WHAT YOU NEED TO DO:
Restate all of the data exactly.

- - - - - - -

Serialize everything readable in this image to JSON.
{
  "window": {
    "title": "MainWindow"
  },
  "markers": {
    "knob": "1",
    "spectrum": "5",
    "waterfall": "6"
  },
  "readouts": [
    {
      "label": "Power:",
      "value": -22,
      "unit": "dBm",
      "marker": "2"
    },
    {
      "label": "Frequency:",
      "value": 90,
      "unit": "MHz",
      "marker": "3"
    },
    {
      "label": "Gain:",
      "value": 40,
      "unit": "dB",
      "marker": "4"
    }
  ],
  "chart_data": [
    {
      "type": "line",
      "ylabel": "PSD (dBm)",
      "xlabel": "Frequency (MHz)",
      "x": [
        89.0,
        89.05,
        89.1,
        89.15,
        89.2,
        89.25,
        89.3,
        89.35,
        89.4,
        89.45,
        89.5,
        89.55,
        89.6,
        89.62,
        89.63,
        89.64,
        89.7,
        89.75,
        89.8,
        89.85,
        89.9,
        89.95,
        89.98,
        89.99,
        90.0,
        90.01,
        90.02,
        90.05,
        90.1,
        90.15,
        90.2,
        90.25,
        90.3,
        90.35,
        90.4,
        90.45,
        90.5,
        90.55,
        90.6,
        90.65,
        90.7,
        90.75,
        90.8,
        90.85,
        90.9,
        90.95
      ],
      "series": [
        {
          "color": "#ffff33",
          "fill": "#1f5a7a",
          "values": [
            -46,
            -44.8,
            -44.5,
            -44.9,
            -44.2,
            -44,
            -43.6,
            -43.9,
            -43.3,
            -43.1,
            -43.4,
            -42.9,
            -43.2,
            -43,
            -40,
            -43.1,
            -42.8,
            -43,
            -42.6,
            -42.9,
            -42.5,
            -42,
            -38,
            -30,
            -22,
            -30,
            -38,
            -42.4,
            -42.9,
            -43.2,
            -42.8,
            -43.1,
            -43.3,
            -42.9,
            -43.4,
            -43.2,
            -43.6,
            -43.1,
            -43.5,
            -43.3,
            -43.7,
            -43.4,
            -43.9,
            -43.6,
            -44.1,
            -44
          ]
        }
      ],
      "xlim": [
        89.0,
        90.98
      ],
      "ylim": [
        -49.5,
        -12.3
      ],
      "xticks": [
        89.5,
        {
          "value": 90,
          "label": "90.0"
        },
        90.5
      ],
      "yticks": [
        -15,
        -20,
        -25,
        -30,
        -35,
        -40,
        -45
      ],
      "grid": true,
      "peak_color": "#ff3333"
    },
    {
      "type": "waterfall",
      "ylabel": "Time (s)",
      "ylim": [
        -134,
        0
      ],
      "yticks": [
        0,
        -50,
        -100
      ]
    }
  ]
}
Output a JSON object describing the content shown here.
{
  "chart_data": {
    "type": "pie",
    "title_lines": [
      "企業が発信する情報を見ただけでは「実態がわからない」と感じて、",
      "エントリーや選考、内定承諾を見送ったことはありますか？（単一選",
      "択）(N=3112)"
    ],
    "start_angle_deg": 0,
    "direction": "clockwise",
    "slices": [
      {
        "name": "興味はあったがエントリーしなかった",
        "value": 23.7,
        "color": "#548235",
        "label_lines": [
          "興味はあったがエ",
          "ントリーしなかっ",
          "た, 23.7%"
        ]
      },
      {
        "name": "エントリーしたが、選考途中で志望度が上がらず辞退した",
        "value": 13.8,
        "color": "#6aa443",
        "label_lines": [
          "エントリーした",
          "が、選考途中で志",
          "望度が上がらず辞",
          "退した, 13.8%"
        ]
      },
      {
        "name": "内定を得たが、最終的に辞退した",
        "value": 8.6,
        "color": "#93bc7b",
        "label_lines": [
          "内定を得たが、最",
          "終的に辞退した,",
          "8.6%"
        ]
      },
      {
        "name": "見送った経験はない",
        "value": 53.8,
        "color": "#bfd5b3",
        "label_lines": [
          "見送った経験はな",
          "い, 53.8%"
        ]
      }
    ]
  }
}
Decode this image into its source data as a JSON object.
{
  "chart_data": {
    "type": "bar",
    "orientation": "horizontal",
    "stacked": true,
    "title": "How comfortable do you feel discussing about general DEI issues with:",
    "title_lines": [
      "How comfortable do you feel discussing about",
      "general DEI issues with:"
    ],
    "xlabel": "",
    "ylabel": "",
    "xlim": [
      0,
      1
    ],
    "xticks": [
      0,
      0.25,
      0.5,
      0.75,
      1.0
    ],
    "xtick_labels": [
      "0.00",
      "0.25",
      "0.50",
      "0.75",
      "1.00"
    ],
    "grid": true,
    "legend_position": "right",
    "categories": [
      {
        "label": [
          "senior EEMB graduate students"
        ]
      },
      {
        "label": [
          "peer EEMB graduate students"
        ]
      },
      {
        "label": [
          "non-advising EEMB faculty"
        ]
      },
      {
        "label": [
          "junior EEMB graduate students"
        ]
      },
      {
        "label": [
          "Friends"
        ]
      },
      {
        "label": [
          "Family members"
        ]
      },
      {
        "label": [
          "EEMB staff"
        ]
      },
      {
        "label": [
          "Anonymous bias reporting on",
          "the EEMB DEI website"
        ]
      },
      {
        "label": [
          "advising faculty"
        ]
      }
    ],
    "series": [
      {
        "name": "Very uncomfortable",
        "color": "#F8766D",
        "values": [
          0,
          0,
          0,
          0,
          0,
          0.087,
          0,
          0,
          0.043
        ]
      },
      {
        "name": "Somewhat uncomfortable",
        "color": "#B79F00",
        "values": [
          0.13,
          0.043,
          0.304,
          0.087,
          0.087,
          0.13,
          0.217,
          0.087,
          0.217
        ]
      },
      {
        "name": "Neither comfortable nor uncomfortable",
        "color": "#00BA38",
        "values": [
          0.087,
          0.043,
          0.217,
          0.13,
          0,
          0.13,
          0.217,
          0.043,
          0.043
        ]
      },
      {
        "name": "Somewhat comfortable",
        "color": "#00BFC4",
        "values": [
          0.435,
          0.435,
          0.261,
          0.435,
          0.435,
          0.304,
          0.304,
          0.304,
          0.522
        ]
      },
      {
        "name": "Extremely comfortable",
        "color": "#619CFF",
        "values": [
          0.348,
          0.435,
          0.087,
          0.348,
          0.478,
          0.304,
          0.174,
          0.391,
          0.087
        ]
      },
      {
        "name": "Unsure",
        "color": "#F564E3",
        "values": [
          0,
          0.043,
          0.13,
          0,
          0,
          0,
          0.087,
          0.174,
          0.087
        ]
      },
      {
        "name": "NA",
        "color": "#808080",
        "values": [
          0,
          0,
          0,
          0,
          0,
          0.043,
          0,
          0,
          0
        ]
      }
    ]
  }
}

- - - - - - -

COMPLETED TASK:
Serialize everything readable in this image to JSON.
{
  "window": {
    "title": "MainWindow"
  },
  "markers": {
    "knob": "1",
    "spectrum": "5",
    "waterfall": "6"
  },
  "readouts": [
    {
      "label": "Power:",
      "value": -22,
      "unit": "dBm",
      "marker": "2"
    },
    {
      "label": "Frequency:",
      "value": 90,
      "unit": "MHz",
      "marker": "3"
    },
    {
      "label": "Gain:",
      "value": 40,
      "unit": "dB",
      "marker": "4"
    }
  ],
  "chart_data": [
    {
      "type": "line",
      "ylabel": "PSD (dBm)",
      "xlabel": "Frequency (MHz)",
      "x": [
        89.0,
        89.05,
        89.1,
        89.15,
        89.2,
        89.25,
        89.3,
        89.35,
        89.4,
        89.45,
        89.5,
        89.55,
        89.6,
        89.62,
        89.63,
        89.64,
        89.7,
        89.75,
        89.8,
        89.85,
        89.9,
        89.95,
        89.98,
        89.99,
        90.0,
        90.01,
        90.02,
        90.05,
        90.1,
        90.15,
        90.2,
        90.25,
        90.3,
        90.35,
        90.4,
        90.45,
        90.5,
        90.55,
        90.6,
        90.65,
        90.7,
        90.75,
        90.8,
        90.85,
        90.9,
        90.95
      ],
      "series": [
        {
          "color": "#ffff33",
          "fill": "#1f5a7a",
          "values": [
            -46,
            -44.8,
            -44.5,
            -44.9,
            -44.2,
            -44,
            -43.6,
            -43.9,
            -43.3,
            -43.1,
            -43.4,
            -42.9,
            -43.2,
            -43,
            -40,
            -43.1,
            -42.8,
            -43,
            -42.6,
            -42.9,
            -42.5,
            -42,
            -38,
            -30,
            -22,
            -30,
            -38,
            -42.4,
            -42.9,
            -43.2,
            -42.8,
            -43.1,
            -43.3,
            -42.9,
            -43.4,
            -43.2,
            -43.6,
            -43.1,
            -43.5,
            -43.3,
            -43.7,
            -43.4,
            -43.9,
            -43.6,
            -44.1,
            -44
          ]
        }
      ],
      "xlim": [
        89.0,
        90.98
      ],
      "ylim": [
        -49.5,
        -12.3
      ],
      "xticks": [
        89.5,
        {
          "value": 90,
          "label": "90.0"
        },
        90.5
      ],
      "yticks": [
        -15,
        -20,
        -25,
        -30,
        -35,
        -40,
        -45
      ],
      "grid": true,
      "peak_color": "#ff3333"
    },
    {
      "type": "waterfall",
      "ylabel": "Time (s)",
      "ylim": [
        -134,
        0
      ],
      "yticks": [
        0,
        -50,
        -100
      ]
    }
  ]
}
Output a JSON object describing the content shown here.
{
  "chart_data": {
    "type": "pie",
    "title_lines": [
      "企業が発信する情報を見ただけでは「実態がわからない」と感じて、",
      "エントリーや選考、内定承諾を見送ったことはありますか？（単一選",
      "択）(N=3112)"
    ],
    "start_angle_deg": 0,
    "direction": "clockwise",
    "slices": [
      {
        "name": "興味はあったがエントリーしなかった",
        "value": 23.7,
        "color": "#548235",
        "label_lines": [
          "興味はあったがエ",
          "ントリーしなかっ",
          "た, 23.7%"
        ]
      },
      {
        "name": "エントリーしたが、選考途中で志望度が上がらず辞退した",
        "value": 13.8,
        "color": "#6aa443",
        "label_lines": [
          "エントリーした",
          "が、選考途中で志",
          "望度が上がらず辞",
          "退した, 13.8%"
        ]
      },
      {
        "name": "内定を得たが、最終的に辞退した",
        "value": 8.6,
        "color": "#93bc7b",
        "label_lines": [
          "内定を得たが、最",
          "終的に辞退した,",
          "8.6%"
        ]
      },
      {
        "name": "見送った経験はない",
        "value": 53.8,
        "color": "#bfd5b3",
        "label_lines": [
          "見送った経験はな",
          "い, 53.8%"
        ]
      }
    ]
  }
}
Decode this image into its source data as a JSON object.
{
  "chart_data": {
    "type": "bar",
    "orientation": "horizontal",
    "stacked": true,
    "title": "How comfortable do you feel discussing about general DEI issues with:",
    "title_lines": [
      "How comfortable do you feel discussing about",
      "general DEI issues with:"
    ],
    "xlabel": "",
    "ylabel": "",
    "xlim": [
      0,
      1
    ],
    "xticks": [
      0,
      0.25,
      0.5,
      0.75,
      1.0
    ],
    "xtick_labels": [
      "0.00",
      "0.25",
      "0.50",
      "0.75",
      "1.00"
    ],
    "grid": true,
    "legend_position": "right",
    "categories": [
      {
        "label": [
          "senior EEMB graduate students"
        ]
      },
      {
        "label": [
          "peer EEMB graduate students"
        ]
      },
      {
        "label": [
          "non-advising EEMB faculty"
        ]
      },
      {
        "label": [
          "junior EEMB graduate students"
        ]
      },
      {
        "label": [
          "Friends"
        ]
      },
      {
        "label": [
          "Family members"
        ]
      },
      {
        "label": [
          "EEMB staff"
        ]
      },
      {
        "label": [
          "Anonymous bias reporting on",
          "the EEMB DEI website"
        ]
      },
      {
        "label": [
          "advising faculty"
        ]
      }
    ],
    "series": [
      {
        "name": "Very uncomfortable",
        "color": "#F8766D",
        "values": [
          0,
          0,
          0,
          0,
          0,
          0.087,
          0,
          0,
          0.043
        ]
      },
      {
        "name": "Somewhat uncomfortable",
        "color": "#B79F00",
        "values": [
          0.13,
          0.043,
          0.304,
          0.087,
          0.087,
          0.13,
          0.217,
          0.087,
          0.217
        ]
      },
      {
        "name": "Neither comfortable nor uncomfortable",
        "color": "#00BA38",
        "values": [
          0.087,
          0.043,
          0.217,
          0.13,
          0,
          0.13,
          0.217,
          0.043,
          0.043
        ]
      },
      {
        "name": "Somewhat comfortable",
        "color": "#00BFC4",
        "values": [
          0.435,
          0.435,
          0.261,
          0.435,
          0.435,
          0.304,
          0.304,
          0.304,
          0.522
        ]
      },
      {
        "name": "Extremely comfortable",
        "color": "#619CFF",
        "values": [
          0.348,
          0.435,
          0.087,
          0.348,
          0.478,
          0.304,
          0.174,
          0.391,
          0.087
        ]
      },
      {
        "name": "Unsure",
        "color": "#F564E3",
        "values": [
          0,
          0.043,
          0.13,
          0,
          0,
          0,
          0.087,
          0.174,
          0.087
        ]
      },
      {
        "name": "NA",
        "color": "#808080",
        "values": [
          0,
          0,
          0,
          0,
          0,
          0.043,
          0,
          0,
          0
        ]
      }
    ]
  }
}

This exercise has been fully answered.